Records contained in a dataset
━━━━━━━━
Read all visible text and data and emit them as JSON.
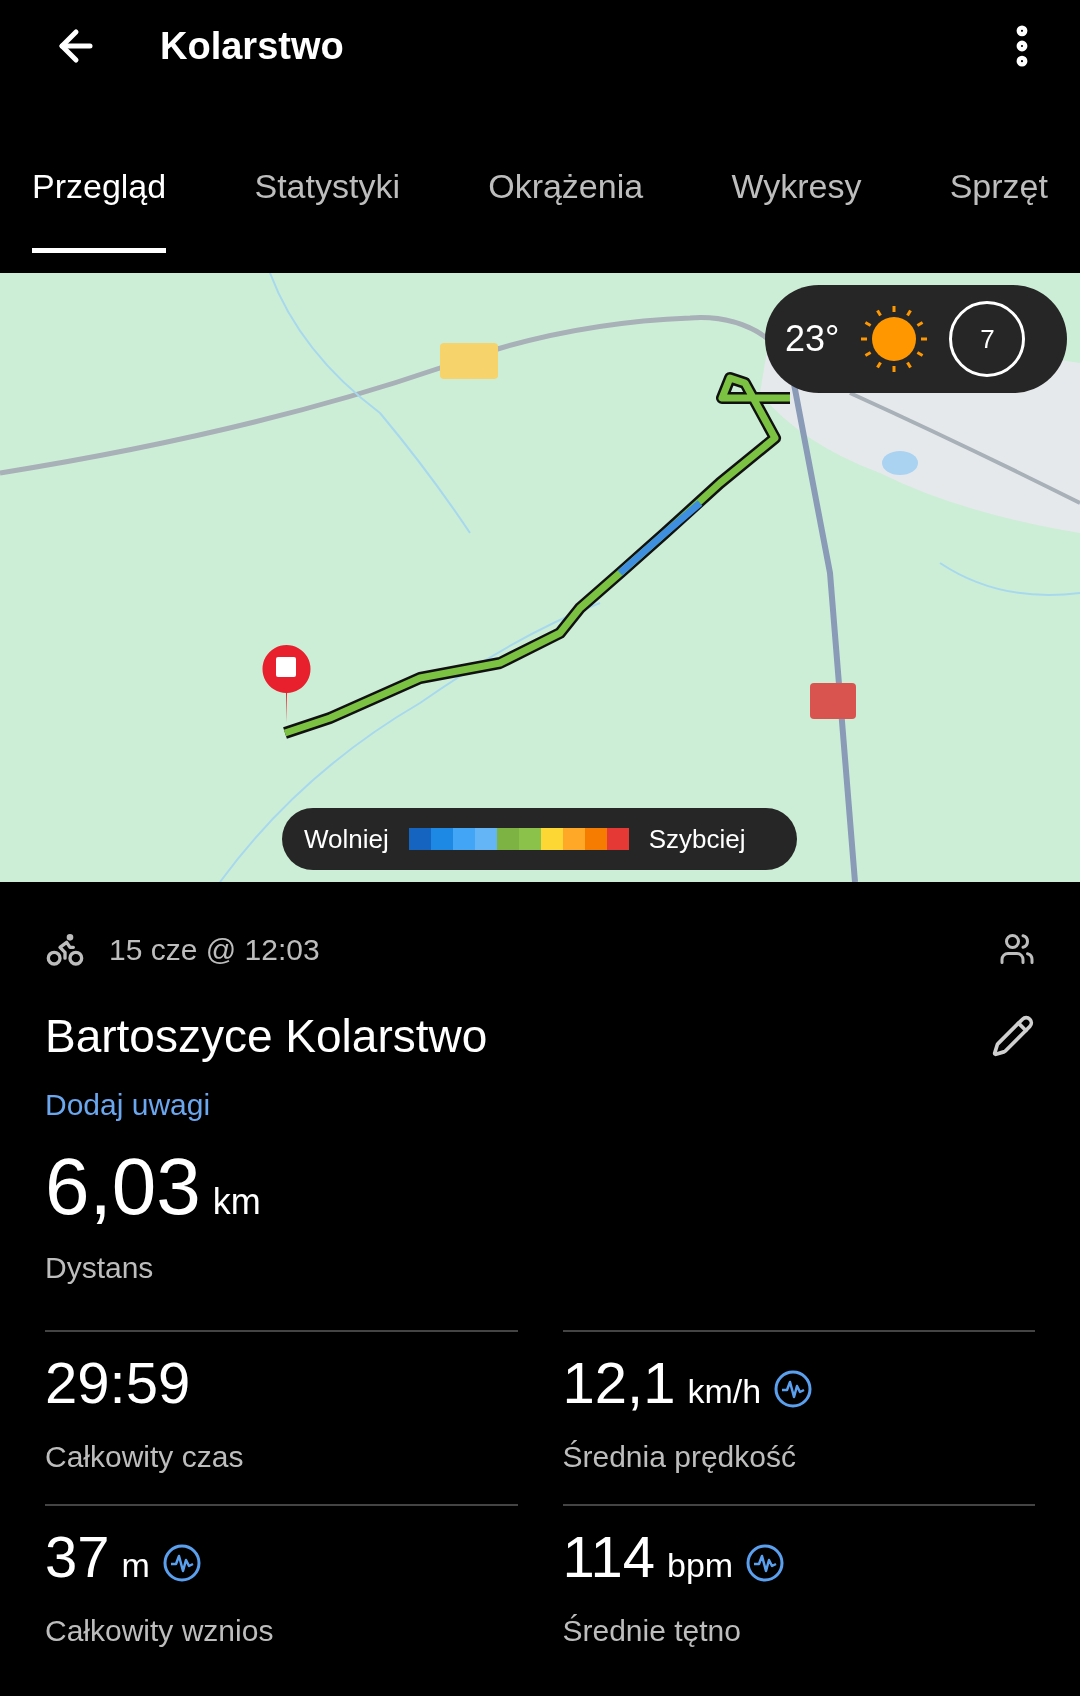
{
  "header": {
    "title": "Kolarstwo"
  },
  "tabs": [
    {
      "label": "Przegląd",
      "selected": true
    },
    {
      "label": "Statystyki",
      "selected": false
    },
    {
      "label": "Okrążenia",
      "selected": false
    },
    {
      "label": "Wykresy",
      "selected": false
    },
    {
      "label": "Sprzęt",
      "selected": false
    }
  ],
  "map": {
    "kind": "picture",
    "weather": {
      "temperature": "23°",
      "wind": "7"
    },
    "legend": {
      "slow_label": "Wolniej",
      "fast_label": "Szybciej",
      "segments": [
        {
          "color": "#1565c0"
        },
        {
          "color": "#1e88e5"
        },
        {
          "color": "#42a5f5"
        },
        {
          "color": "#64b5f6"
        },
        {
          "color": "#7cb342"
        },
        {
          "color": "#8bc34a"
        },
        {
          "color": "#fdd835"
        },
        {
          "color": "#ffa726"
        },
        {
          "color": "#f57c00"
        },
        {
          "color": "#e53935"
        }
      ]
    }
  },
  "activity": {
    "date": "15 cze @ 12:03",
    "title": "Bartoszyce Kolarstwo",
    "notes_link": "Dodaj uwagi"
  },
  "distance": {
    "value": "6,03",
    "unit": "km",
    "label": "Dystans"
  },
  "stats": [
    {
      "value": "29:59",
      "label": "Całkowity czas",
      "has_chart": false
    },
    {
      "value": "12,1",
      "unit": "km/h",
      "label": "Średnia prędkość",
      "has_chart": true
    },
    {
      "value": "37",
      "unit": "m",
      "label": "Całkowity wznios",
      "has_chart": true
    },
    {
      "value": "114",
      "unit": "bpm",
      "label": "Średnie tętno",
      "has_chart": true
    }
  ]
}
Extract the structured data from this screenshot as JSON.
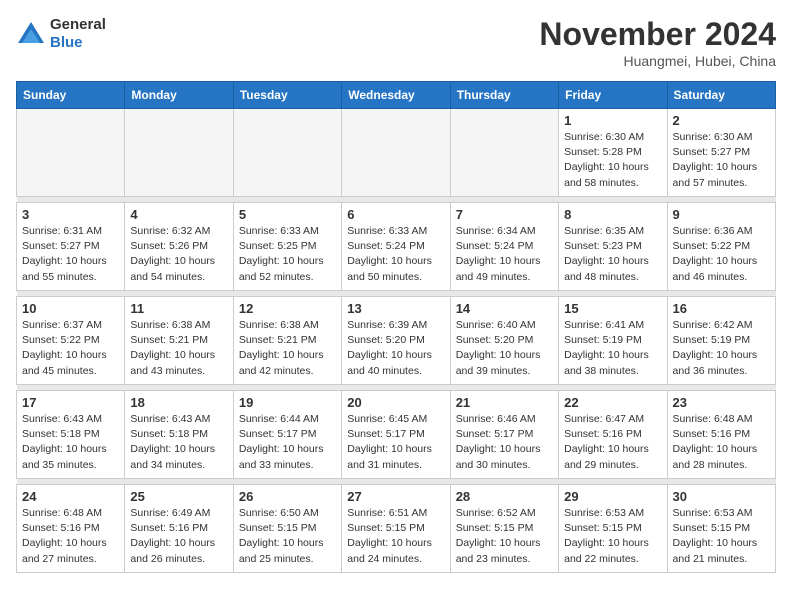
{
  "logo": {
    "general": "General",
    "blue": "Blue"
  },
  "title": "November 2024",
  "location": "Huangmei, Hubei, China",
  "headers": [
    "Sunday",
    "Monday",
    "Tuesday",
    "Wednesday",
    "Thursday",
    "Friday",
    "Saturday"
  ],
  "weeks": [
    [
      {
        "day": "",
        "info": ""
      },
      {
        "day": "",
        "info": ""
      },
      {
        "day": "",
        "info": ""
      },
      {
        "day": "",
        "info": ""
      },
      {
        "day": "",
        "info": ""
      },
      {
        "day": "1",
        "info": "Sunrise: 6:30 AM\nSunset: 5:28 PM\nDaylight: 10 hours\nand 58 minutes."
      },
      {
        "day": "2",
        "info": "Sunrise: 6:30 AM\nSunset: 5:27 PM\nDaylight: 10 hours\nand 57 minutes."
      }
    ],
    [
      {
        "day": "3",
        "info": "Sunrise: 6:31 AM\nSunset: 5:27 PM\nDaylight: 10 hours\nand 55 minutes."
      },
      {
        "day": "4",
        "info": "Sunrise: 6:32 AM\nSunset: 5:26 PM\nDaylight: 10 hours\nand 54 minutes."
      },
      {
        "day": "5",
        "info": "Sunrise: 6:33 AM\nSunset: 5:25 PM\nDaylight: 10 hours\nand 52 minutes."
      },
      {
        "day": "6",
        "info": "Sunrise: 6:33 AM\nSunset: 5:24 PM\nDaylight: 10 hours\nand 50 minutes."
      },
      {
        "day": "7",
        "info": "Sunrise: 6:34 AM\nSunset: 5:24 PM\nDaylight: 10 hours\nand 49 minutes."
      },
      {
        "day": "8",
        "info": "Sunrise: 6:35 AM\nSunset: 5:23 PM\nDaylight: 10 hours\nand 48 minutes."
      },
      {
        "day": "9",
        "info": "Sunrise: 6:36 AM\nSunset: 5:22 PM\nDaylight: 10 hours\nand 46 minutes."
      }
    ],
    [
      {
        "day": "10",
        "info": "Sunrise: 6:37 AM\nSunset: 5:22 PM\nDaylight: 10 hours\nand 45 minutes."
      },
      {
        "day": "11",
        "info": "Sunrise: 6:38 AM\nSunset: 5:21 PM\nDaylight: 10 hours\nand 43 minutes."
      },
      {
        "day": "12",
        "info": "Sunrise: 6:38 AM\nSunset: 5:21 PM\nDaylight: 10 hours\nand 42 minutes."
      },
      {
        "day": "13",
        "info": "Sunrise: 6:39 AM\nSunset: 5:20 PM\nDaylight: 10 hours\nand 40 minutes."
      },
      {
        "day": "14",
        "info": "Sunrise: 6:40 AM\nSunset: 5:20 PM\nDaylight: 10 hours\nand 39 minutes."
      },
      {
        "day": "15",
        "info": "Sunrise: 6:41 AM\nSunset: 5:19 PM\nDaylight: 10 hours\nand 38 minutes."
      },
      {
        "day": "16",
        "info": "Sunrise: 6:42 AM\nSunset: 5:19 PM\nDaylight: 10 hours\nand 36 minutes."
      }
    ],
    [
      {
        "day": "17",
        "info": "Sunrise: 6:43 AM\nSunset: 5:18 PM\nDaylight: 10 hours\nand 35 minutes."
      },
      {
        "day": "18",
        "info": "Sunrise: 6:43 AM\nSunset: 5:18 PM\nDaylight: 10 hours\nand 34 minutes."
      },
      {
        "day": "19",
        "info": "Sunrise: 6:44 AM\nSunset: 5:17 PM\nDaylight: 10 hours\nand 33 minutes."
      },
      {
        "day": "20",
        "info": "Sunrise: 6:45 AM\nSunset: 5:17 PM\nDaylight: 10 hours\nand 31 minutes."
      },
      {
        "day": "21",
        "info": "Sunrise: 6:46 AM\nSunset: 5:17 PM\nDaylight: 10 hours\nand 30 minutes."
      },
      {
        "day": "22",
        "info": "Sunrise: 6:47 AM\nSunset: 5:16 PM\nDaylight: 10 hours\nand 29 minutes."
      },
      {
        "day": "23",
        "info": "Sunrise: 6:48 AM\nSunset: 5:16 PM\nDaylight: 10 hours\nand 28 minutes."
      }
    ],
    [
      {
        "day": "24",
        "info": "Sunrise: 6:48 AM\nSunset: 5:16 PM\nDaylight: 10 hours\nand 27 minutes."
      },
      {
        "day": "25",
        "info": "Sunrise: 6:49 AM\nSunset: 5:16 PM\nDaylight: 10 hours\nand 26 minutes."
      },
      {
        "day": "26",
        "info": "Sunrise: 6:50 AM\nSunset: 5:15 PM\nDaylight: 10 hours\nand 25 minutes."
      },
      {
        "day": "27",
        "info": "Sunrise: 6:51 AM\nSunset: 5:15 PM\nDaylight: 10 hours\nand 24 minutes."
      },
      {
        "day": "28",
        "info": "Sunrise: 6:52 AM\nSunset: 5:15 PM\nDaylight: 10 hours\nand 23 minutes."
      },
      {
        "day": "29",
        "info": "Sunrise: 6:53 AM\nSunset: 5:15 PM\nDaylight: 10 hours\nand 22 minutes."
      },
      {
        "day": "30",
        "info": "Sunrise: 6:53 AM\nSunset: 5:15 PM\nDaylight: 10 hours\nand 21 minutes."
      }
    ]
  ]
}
━━━━━━━━
Transcribe all entries above exactly. Drop the pictures.

Read all visible text and data and emit them as JSON.
{
  "header": {
    "title": "Kolarstwo"
  },
  "tabs": [
    {
      "label": "Przegląd",
      "selected": true
    },
    {
      "label": "Statystyki",
      "selected": false
    },
    {
      "label": "Okrążenia",
      "selected": false
    },
    {
      "label": "Wykresy",
      "selected": false
    },
    {
      "label": "Sprzęt",
      "selected": false
    }
  ],
  "map": {
    "kind": "picture",
    "weather": {
      "temperature": "23°",
      "wind": "7"
    },
    "legend": {
      "slow_label": "Wolniej",
      "fast_label": "Szybciej",
      "segments": [
        {
          "color": "#1565c0"
        },
        {
          "color": "#1e88e5"
        },
        {
          "color": "#42a5f5"
        },
        {
          "color": "#64b5f6"
        },
        {
          "color": "#7cb342"
        },
        {
          "color": "#8bc34a"
        },
        {
          "color": "#fdd835"
        },
        {
          "color": "#ffa726"
        },
        {
          "color": "#f57c00"
        },
        {
          "color": "#e53935"
        }
      ]
    }
  },
  "activity": {
    "date": "15 cze @ 12:03",
    "title": "Bartoszyce Kolarstwo",
    "notes_link": "Dodaj uwagi"
  },
  "distance": {
    "value": "6,03",
    "unit": "km",
    "label": "Dystans"
  },
  "stats": [
    {
      "value": "29:59",
      "label": "Całkowity czas",
      "has_chart": false
    },
    {
      "value": "12,1",
      "unit": "km/h",
      "label": "Średnia prędkość",
      "has_chart": true
    },
    {
      "value": "37",
      "unit": "m",
      "label": "Całkowity wznios",
      "has_chart": true
    },
    {
      "value": "114",
      "unit": "bpm",
      "label": "Średnie tętno",
      "has_chart": true
    }
  ]
}
Extract the structured data from this screenshot as JSON.
{
  "logo": {
    "general": "General",
    "blue": "Blue"
  },
  "title": "November 2024",
  "location": "Huangmei, Hubei, China",
  "headers": [
    "Sunday",
    "Monday",
    "Tuesday",
    "Wednesday",
    "Thursday",
    "Friday",
    "Saturday"
  ],
  "weeks": [
    [
      {
        "day": "",
        "info": ""
      },
      {
        "day": "",
        "info": ""
      },
      {
        "day": "",
        "info": ""
      },
      {
        "day": "",
        "info": ""
      },
      {
        "day": "",
        "info": ""
      },
      {
        "day": "1",
        "info": "Sunrise: 6:30 AM\nSunset: 5:28 PM\nDaylight: 10 hours\nand 58 minutes."
      },
      {
        "day": "2",
        "info": "Sunrise: 6:30 AM\nSunset: 5:27 PM\nDaylight: 10 hours\nand 57 minutes."
      }
    ],
    [
      {
        "day": "3",
        "info": "Sunrise: 6:31 AM\nSunset: 5:27 PM\nDaylight: 10 hours\nand 55 minutes."
      },
      {
        "day": "4",
        "info": "Sunrise: 6:32 AM\nSunset: 5:26 PM\nDaylight: 10 hours\nand 54 minutes."
      },
      {
        "day": "5",
        "info": "Sunrise: 6:33 AM\nSunset: 5:25 PM\nDaylight: 10 hours\nand 52 minutes."
      },
      {
        "day": "6",
        "info": "Sunrise: 6:33 AM\nSunset: 5:24 PM\nDaylight: 10 hours\nand 50 minutes."
      },
      {
        "day": "7",
        "info": "Sunrise: 6:34 AM\nSunset: 5:24 PM\nDaylight: 10 hours\nand 49 minutes."
      },
      {
        "day": "8",
        "info": "Sunrise: 6:35 AM\nSunset: 5:23 PM\nDaylight: 10 hours\nand 48 minutes."
      },
      {
        "day": "9",
        "info": "Sunrise: 6:36 AM\nSunset: 5:22 PM\nDaylight: 10 hours\nand 46 minutes."
      }
    ],
    [
      {
        "day": "10",
        "info": "Sunrise: 6:37 AM\nSunset: 5:22 PM\nDaylight: 10 hours\nand 45 minutes."
      },
      {
        "day": "11",
        "info": "Sunrise: 6:38 AM\nSunset: 5:21 PM\nDaylight: 10 hours\nand 43 minutes."
      },
      {
        "day": "12",
        "info": "Sunrise: 6:38 AM\nSunset: 5:21 PM\nDaylight: 10 hours\nand 42 minutes."
      },
      {
        "day": "13",
        "info": "Sunrise: 6:39 AM\nSunset: 5:20 PM\nDaylight: 10 hours\nand 40 minutes."
      },
      {
        "day": "14",
        "info": "Sunrise: 6:40 AM\nSunset: 5:20 PM\nDaylight: 10 hours\nand 39 minutes."
      },
      {
        "day": "15",
        "info": "Sunrise: 6:41 AM\nSunset: 5:19 PM\nDaylight: 10 hours\nand 38 minutes."
      },
      {
        "day": "16",
        "info": "Sunrise: 6:42 AM\nSunset: 5:19 PM\nDaylight: 10 hours\nand 36 minutes."
      }
    ],
    [
      {
        "day": "17",
        "info": "Sunrise: 6:43 AM\nSunset: 5:18 PM\nDaylight: 10 hours\nand 35 minutes."
      },
      {
        "day": "18",
        "info": "Sunrise: 6:43 AM\nSunset: 5:18 PM\nDaylight: 10 hours\nand 34 minutes."
      },
      {
        "day": "19",
        "info": "Sunrise: 6:44 AM\nSunset: 5:17 PM\nDaylight: 10 hours\nand 33 minutes."
      },
      {
        "day": "20",
        "info": "Sunrise: 6:45 AM\nSunset: 5:17 PM\nDaylight: 10 hours\nand 31 minutes."
      },
      {
        "day": "21",
        "info": "Sunrise: 6:46 AM\nSunset: 5:17 PM\nDaylight: 10 hours\nand 30 minutes."
      },
      {
        "day": "22",
        "info": "Sunrise: 6:47 AM\nSunset: 5:16 PM\nDaylight: 10 hours\nand 29 minutes."
      },
      {
        "day": "23",
        "info": "Sunrise: 6:48 AM\nSunset: 5:16 PM\nDaylight: 10 hours\nand 28 minutes."
      }
    ],
    [
      {
        "day": "24",
        "info": "Sunrise: 6:48 AM\nSunset: 5:16 PM\nDaylight: 10 hours\nand 27 minutes."
      },
      {
        "day": "25",
        "info": "Sunrise: 6:49 AM\nSunset: 5:16 PM\nDaylight: 10 hours\nand 26 minutes."
      },
      {
        "day": "26",
        "info": "Sunrise: 6:50 AM\nSunset: 5:15 PM\nDaylight: 10 hours\nand 25 minutes."
      },
      {
        "day": "27",
        "info": "Sunrise: 6:51 AM\nSunset: 5:15 PM\nDaylight: 10 hours\nand 24 minutes."
      },
      {
        "day": "28",
        "info": "Sunrise: 6:52 AM\nSunset: 5:15 PM\nDaylight: 10 hours\nand 23 minutes."
      },
      {
        "day": "29",
        "info": "Sunrise: 6:53 AM\nSunset: 5:15 PM\nDaylight: 10 hours\nand 22 minutes."
      },
      {
        "day": "30",
        "info": "Sunrise: 6:53 AM\nSunset: 5:15 PM\nDaylight: 10 hours\nand 21 minutes."
      }
    ]
  ]
}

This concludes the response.